## [Written exercise]
State how many lines in the listing below include the word "Militär", and add nothing besides the number.

Stored records
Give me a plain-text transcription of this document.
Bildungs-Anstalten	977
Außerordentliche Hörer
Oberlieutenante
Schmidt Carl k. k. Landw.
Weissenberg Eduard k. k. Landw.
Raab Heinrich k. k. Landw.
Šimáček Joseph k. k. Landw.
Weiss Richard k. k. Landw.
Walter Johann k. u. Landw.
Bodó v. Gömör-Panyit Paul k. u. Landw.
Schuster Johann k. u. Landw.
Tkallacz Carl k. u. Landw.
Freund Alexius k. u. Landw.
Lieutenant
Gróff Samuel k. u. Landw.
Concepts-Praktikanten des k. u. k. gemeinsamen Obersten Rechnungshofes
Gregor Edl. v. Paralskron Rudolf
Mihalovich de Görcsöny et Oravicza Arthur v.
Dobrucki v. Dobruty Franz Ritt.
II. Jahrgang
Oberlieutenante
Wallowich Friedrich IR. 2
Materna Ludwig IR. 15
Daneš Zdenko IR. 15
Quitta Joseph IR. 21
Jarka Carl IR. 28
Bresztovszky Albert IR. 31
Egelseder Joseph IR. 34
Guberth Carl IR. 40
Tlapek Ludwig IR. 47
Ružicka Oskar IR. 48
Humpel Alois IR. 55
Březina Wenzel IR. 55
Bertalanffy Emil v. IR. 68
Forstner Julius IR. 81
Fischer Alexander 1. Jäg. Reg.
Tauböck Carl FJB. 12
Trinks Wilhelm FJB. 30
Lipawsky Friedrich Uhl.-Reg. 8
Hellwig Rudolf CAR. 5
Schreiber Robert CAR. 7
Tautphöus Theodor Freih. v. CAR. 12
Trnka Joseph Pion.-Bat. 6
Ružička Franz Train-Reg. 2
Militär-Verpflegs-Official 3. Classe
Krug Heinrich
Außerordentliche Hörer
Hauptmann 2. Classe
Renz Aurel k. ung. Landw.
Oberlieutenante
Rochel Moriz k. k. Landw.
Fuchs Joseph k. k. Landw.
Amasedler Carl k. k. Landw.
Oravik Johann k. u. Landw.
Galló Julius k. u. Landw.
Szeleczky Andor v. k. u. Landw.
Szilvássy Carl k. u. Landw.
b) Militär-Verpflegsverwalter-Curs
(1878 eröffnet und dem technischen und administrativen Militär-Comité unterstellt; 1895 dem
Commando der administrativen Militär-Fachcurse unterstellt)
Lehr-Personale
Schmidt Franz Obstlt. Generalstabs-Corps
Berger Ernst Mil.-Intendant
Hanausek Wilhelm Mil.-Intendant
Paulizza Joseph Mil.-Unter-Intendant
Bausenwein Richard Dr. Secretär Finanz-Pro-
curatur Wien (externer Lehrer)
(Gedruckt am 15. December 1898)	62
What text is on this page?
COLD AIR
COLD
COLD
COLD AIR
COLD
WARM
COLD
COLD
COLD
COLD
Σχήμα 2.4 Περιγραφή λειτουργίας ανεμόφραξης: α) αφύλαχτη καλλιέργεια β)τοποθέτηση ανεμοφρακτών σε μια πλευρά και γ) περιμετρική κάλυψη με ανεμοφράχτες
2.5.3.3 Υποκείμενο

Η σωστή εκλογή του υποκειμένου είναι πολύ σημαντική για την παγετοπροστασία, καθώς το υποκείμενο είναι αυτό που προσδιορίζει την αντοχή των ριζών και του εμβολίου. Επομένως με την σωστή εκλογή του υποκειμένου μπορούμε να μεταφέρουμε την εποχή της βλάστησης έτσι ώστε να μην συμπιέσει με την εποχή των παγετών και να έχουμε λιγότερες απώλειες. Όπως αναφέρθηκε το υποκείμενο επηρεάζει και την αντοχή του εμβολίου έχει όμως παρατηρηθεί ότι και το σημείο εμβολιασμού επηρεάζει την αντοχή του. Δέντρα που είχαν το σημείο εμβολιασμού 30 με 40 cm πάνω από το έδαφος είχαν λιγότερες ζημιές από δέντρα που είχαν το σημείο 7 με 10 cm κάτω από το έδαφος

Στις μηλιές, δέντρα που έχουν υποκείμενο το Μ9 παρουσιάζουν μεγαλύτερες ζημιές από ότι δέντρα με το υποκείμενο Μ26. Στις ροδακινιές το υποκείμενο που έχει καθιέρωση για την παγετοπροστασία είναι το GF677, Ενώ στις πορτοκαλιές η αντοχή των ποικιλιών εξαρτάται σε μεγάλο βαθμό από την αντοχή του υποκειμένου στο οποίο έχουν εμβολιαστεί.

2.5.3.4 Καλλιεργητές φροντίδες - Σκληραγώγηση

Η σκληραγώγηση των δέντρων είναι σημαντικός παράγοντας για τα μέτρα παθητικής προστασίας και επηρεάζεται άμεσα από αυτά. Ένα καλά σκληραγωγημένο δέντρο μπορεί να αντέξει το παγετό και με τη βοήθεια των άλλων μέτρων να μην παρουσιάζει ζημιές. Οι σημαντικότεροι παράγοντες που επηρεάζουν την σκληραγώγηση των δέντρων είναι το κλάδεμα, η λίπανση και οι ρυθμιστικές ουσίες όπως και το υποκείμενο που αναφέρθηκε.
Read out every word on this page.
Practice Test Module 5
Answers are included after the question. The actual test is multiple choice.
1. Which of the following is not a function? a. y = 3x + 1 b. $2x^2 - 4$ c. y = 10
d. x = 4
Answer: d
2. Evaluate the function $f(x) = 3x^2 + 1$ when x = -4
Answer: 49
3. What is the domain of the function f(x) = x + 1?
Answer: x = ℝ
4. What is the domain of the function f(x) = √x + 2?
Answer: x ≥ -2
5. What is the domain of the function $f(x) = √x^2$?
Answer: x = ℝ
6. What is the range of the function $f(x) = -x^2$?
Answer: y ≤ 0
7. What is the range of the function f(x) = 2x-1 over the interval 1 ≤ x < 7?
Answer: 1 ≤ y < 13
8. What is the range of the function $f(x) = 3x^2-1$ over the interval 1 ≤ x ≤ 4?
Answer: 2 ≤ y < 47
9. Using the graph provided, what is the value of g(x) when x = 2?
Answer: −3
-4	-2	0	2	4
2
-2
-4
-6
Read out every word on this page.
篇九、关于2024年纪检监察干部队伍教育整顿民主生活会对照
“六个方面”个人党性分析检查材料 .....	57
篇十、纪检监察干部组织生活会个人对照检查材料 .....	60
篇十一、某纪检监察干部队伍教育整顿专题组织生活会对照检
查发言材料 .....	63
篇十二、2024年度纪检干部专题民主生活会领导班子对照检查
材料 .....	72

## [Full output]
4